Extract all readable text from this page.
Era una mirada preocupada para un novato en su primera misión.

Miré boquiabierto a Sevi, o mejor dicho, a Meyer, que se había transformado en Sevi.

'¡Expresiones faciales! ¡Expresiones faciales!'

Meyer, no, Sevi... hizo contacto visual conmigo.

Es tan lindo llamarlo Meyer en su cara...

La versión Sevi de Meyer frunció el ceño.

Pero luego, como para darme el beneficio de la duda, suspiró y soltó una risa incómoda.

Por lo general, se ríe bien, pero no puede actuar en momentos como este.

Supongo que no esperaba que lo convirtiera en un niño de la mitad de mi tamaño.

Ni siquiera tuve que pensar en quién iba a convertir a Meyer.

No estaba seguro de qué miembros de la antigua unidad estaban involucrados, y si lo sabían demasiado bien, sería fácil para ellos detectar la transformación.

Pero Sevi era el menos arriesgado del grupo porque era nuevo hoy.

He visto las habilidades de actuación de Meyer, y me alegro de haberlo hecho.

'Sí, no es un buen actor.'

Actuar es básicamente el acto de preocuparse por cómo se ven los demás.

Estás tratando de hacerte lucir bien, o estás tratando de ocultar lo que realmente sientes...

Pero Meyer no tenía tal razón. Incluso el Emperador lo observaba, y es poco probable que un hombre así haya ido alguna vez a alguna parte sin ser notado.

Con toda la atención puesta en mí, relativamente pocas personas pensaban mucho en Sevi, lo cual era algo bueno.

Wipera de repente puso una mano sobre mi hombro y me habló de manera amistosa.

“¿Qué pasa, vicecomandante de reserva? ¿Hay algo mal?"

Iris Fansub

**WORK TO BE COMPLETED**
All entries must be repeated verbatim.

**SOLVED EXERCISE**
Extract all readable text from this page.
Era una mirada preocupada para un novato en su primera misión.

Miré boquiabierto a Sevi, o mejor dicho, a Meyer, que se había transformado en Sevi.

'¡Expresiones faciales! ¡Expresiones faciales!'

Meyer, no, Sevi... hizo contacto visual conmigo.

Es tan lindo llamarlo Meyer en su cara...

La versión Sevi de Meyer frunció el ceño.

Pero luego, como para darme el beneficio de la duda, suspiró y soltó una risa incómoda.

Por lo general, se ríe bien, pero no puede actuar en momentos como este.

Supongo que no esperaba que lo convirtiera en un niño de la mitad de mi tamaño.

Ni siquiera tuve que pensar en quién iba a convertir a Meyer.

No estaba seguro de qué miembros de la antigua unidad estaban involucrados, y si lo sabían demasiado bien, sería fácil para ellos detectar la transformación.

Pero Sevi era el menos arriesgado del grupo porque era nuevo hoy.

He visto las habilidades de actuación de Meyer, y me alegro de haberlo hecho.

'Sí, no es un buen actor.'

Actuar es básicamente el acto de preocuparse por cómo se ven los demás.

Estás tratando de hacerte lucir bien, o estás tratando de ocultar lo que realmente sientes...

Pero Meyer no tenía tal razón. Incluso el Emperador lo observaba, y es poco probable que un hombre así haya ido alguna vez a alguna parte sin ser notado.

Con toda la atención puesta en mí, relativamente pocas personas pensaban mucho en Sevi, lo cual era algo bueno.

Wipera de repente puso una mano sobre mi hombro y me habló de manera amistosa.

“¿Qué pasa, vicecomandante de reserva? ¿Hay algo mal?"

Iris Fansub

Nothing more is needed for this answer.